• _DATASET_:
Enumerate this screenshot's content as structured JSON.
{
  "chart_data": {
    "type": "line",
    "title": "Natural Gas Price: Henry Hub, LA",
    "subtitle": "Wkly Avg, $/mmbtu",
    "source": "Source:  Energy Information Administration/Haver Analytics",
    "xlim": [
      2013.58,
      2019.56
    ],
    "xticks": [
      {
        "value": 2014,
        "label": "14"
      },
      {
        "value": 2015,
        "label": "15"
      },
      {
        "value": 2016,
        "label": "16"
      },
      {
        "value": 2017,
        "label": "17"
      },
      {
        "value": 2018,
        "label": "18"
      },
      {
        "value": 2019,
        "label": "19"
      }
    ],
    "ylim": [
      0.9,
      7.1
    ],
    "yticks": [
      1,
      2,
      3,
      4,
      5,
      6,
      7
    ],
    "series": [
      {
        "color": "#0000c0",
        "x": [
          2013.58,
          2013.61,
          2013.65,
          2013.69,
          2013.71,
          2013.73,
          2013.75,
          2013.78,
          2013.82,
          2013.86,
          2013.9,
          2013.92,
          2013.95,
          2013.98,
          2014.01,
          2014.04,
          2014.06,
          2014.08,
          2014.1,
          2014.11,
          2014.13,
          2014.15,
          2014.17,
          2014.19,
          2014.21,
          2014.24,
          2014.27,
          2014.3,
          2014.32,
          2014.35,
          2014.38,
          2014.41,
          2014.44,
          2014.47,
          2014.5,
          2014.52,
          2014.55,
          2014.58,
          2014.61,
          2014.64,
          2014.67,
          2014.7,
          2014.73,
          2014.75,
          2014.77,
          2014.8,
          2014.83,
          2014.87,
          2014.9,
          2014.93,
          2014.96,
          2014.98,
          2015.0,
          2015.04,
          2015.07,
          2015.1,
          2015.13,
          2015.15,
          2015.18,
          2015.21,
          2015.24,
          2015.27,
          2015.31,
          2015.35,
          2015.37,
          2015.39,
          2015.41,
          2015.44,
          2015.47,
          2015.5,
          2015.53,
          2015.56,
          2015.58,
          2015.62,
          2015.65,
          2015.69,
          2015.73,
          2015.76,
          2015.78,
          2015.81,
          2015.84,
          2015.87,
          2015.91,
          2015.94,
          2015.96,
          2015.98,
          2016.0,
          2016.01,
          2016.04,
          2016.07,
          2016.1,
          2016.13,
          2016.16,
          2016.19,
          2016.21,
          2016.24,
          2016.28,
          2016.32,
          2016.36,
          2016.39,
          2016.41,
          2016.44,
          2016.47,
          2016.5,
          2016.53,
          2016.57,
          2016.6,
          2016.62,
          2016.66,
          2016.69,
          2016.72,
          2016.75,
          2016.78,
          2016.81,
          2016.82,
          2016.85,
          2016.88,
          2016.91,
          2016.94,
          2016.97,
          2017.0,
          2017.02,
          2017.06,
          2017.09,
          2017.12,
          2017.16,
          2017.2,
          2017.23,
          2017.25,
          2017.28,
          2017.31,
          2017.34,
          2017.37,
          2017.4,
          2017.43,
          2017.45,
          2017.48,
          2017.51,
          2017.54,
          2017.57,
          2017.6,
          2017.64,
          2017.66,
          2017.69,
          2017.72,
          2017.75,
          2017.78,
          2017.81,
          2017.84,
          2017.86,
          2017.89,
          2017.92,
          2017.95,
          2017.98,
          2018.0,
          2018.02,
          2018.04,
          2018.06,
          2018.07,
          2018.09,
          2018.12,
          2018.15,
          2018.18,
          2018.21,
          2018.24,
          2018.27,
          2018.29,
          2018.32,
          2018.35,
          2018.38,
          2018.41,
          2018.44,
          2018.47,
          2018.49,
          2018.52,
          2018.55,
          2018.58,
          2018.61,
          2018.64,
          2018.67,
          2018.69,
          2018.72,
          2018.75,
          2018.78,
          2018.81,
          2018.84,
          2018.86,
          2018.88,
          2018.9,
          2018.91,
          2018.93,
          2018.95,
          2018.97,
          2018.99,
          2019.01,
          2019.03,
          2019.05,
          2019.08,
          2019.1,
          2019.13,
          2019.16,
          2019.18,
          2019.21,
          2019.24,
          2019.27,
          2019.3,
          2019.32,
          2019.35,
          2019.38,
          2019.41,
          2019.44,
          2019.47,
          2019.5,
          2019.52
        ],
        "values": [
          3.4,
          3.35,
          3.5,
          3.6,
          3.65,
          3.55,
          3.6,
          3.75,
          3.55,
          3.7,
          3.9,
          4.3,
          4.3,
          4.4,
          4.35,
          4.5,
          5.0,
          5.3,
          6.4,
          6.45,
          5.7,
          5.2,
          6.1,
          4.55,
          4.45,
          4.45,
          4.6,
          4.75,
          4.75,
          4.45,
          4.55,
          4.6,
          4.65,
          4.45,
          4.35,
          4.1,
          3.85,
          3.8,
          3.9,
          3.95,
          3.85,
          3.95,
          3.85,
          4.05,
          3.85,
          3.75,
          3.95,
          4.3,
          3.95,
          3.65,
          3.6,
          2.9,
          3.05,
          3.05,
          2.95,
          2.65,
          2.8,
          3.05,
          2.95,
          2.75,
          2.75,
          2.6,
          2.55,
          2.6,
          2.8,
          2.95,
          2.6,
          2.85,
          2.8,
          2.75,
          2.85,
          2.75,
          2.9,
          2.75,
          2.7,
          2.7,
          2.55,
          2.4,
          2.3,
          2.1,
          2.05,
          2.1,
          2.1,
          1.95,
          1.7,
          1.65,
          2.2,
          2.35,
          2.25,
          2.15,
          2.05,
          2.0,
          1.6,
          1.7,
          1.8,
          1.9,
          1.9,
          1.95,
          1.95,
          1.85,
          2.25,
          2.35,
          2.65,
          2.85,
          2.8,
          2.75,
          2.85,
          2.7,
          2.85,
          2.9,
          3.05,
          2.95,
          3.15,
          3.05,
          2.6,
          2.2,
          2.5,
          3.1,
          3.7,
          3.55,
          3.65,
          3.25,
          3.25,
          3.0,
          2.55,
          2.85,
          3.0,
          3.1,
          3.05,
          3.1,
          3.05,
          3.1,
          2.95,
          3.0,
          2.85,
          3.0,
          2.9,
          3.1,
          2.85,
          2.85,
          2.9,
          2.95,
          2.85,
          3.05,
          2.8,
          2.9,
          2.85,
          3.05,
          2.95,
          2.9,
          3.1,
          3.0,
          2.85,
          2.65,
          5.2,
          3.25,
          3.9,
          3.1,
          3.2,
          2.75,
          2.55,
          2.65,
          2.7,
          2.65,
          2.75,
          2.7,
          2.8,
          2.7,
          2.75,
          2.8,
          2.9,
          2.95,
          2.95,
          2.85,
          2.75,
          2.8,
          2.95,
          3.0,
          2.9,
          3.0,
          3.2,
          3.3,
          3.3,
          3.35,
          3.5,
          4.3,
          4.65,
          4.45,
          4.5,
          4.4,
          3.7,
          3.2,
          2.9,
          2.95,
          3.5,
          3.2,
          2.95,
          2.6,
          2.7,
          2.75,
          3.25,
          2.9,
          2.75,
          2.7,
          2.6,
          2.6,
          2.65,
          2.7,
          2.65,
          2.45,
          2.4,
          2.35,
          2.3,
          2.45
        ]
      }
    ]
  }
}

• _SHORT EXERCISE_: Your task is to reproduce the whole listing exactly.

• _RIGHT ANSWER_:
Enumerate this screenshot's content as structured JSON.
{
  "chart_data": {
    "type": "line",
    "title": "Natural Gas Price: Henry Hub, LA",
    "subtitle": "Wkly Avg, $/mmbtu",
    "source": "Source:  Energy Information Administration/Haver Analytics",
    "xlim": [
      2013.58,
      2019.56
    ],
    "xticks": [
      {
        "value": 2014,
        "label": "14"
      },
      {
        "value": 2015,
        "label": "15"
      },
      {
        "value": 2016,
        "label": "16"
      },
      {
        "value": 2017,
        "label": "17"
      },
      {
        "value": 2018,
        "label": "18"
      },
      {
        "value": 2019,
        "label": "19"
      }
    ],
    "ylim": [
      0.9,
      7.1
    ],
    "yticks": [
      1,
      2,
      3,
      4,
      5,
      6,
      7
    ],
    "series": [
      {
        "color": "#0000c0",
        "x": [
          2013.58,
          2013.61,
          2013.65,
          2013.69,
          2013.71,
          2013.73,
          2013.75,
          2013.78,
          2013.82,
          2013.86,
          2013.9,
          2013.92,
          2013.95,
          2013.98,
          2014.01,
          2014.04,
          2014.06,
          2014.08,
          2014.1,
          2014.11,
          2014.13,
          2014.15,
          2014.17,
          2014.19,
          2014.21,
          2014.24,
          2014.27,
          2014.3,
          2014.32,
          2014.35,
          2014.38,
          2014.41,
          2014.44,
          2014.47,
          2014.5,
          2014.52,
          2014.55,
          2014.58,
          2014.61,
          2014.64,
          2014.67,
          2014.7,
          2014.73,
          2014.75,
          2014.77,
          2014.8,
          2014.83,
          2014.87,
          2014.9,
          2014.93,
          2014.96,
          2014.98,
          2015.0,
          2015.04,
          2015.07,
          2015.1,
          2015.13,
          2015.15,
          2015.18,
          2015.21,
          2015.24,
          2015.27,
          2015.31,
          2015.35,
          2015.37,
          2015.39,
          2015.41,
          2015.44,
          2015.47,
          2015.5,
          2015.53,
          2015.56,
          2015.58,
          2015.62,
          2015.65,
          2015.69,
          2015.73,
          2015.76,
          2015.78,
          2015.81,
          2015.84,
          2015.87,
          2015.91,
          2015.94,
          2015.96,
          2015.98,
          2016.0,
          2016.01,
          2016.04,
          2016.07,
          2016.1,
          2016.13,
          2016.16,
          2016.19,
          2016.21,
          2016.24,
          2016.28,
          2016.32,
          2016.36,
          2016.39,
          2016.41,
          2016.44,
          2016.47,
          2016.5,
          2016.53,
          2016.57,
          2016.6,
          2016.62,
          2016.66,
          2016.69,
          2016.72,
          2016.75,
          2016.78,
          2016.81,
          2016.82,
          2016.85,
          2016.88,
          2016.91,
          2016.94,
          2016.97,
          2017.0,
          2017.02,
          2017.06,
          2017.09,
          2017.12,
          2017.16,
          2017.2,
          2017.23,
          2017.25,
          2017.28,
          2017.31,
          2017.34,
          2017.37,
          2017.4,
          2017.43,
          2017.45,
          2017.48,
          2017.51,
          2017.54,
          2017.57,
          2017.6,
          2017.64,
          2017.66,
          2017.69,
          2017.72,
          2017.75,
          2017.78,
          2017.81,
          2017.84,
          2017.86,
          2017.89,
          2017.92,
          2017.95,
          2017.98,
          2018.0,
          2018.02,
          2018.04,
          2018.06,
          2018.07,
          2018.09,
          2018.12,
          2018.15,
          2018.18,
          2018.21,
          2018.24,
          2018.27,
          2018.29,
          2018.32,
          2018.35,
          2018.38,
          2018.41,
          2018.44,
          2018.47,
          2018.49,
          2018.52,
          2018.55,
          2018.58,
          2018.61,
          2018.64,
          2018.67,
          2018.69,
          2018.72,
          2018.75,
          2018.78,
          2018.81,
          2018.84,
          2018.86,
          2018.88,
          2018.9,
          2018.91,
          2018.93,
          2018.95,
          2018.97,
          2018.99,
          2019.01,
          2019.03,
          2019.05,
          2019.08,
          2019.1,
          2019.13,
          2019.16,
          2019.18,
          2019.21,
          2019.24,
          2019.27,
          2019.3,
          2019.32,
          2019.35,
          2019.38,
          2019.41,
          2019.44,
          2019.47,
          2019.5,
          2019.52
        ],
        "values": [
          3.4,
          3.35,
          3.5,
          3.6,
          3.65,
          3.55,
          3.6,
          3.75,
          3.55,
          3.7,
          3.9,
          4.3,
          4.3,
          4.4,
          4.35,
          4.5,
          5.0,
          5.3,
          6.4,
          6.45,
          5.7,
          5.2,
          6.1,
          4.55,
          4.45,
          4.45,
          4.6,
          4.75,
          4.75,
          4.45,
          4.55,
          4.6,
          4.65,
          4.45,
          4.35,
          4.1,
          3.85,
          3.8,
          3.9,
          3.95,
          3.85,
          3.95,
          3.85,
          4.05,
          3.85,
          3.75,
          3.95,
          4.3,
          3.95,
          3.65,
          3.6,
          2.9,
          3.05,
          3.05,
          2.95,
          2.65,
          2.8,
          3.05,
          2.95,
          2.75,
          2.75,
          2.6,
          2.55,
          2.6,
          2.8,
          2.95,
          2.6,
          2.85,
          2.8,
          2.75,
          2.85,
          2.75,
          2.9,
          2.75,
          2.7,
          2.7,
          2.55,
          2.4,
          2.3,
          2.1,
          2.05,
          2.1,
          2.1,
          1.95,
          1.7,
          1.65,
          2.2,
          2.35,
          2.25,
          2.15,
          2.05,
          2.0,
          1.6,
          1.7,
          1.8,
          1.9,
          1.9,
          1.95,
          1.95,
          1.85,
          2.25,
          2.35,
          2.65,
          2.85,
          2.8,
          2.75,
          2.85,
          2.7,
          2.85,
          2.9,
          3.05,
          2.95,
          3.15,
          3.05,
          2.6,
          2.2,
          2.5,
          3.1,
          3.7,
          3.55,
          3.65,
          3.25,
          3.25,
          3.0,
          2.55,
          2.85,
          3.0,
          3.1,
          3.05,
          3.1,
          3.05,
          3.1,
          2.95,
          3.0,
          2.85,
          3.0,
          2.9,
          3.1,
          2.85,
          2.85,
          2.9,
          2.95,
          2.85,
          3.05,
          2.8,
          2.9,
          2.85,
          3.05,
          2.95,
          2.9,
          3.1,
          3.0,
          2.85,
          2.65,
          5.2,
          3.25,
          3.9,
          3.1,
          3.2,
          2.75,
          2.55,
          2.65,
          2.7,
          2.65,
          2.75,
          2.7,
          2.8,
          2.7,
          2.75,
          2.8,
          2.9,
          2.95,
          2.95,
          2.85,
          2.75,
          2.8,
          2.95,
          3.0,
          2.9,
          3.0,
          3.2,
          3.3,
          3.3,
          3.35,
          3.5,
          4.3,
          4.65,
          4.45,
          4.5,
          4.4,
          3.7,
          3.2,
          2.9,
          2.95,
          3.5,
          3.2,
          2.95,
          2.6,
          2.7,
          2.75,
          3.25,
          2.9,
          2.75,
          2.7,
          2.6,
          2.6,
          2.65,
          2.7,
          2.65,
          2.45,
          2.4,
          2.35,
          2.3,
          2.45
        ]
      }
    ]
  }
}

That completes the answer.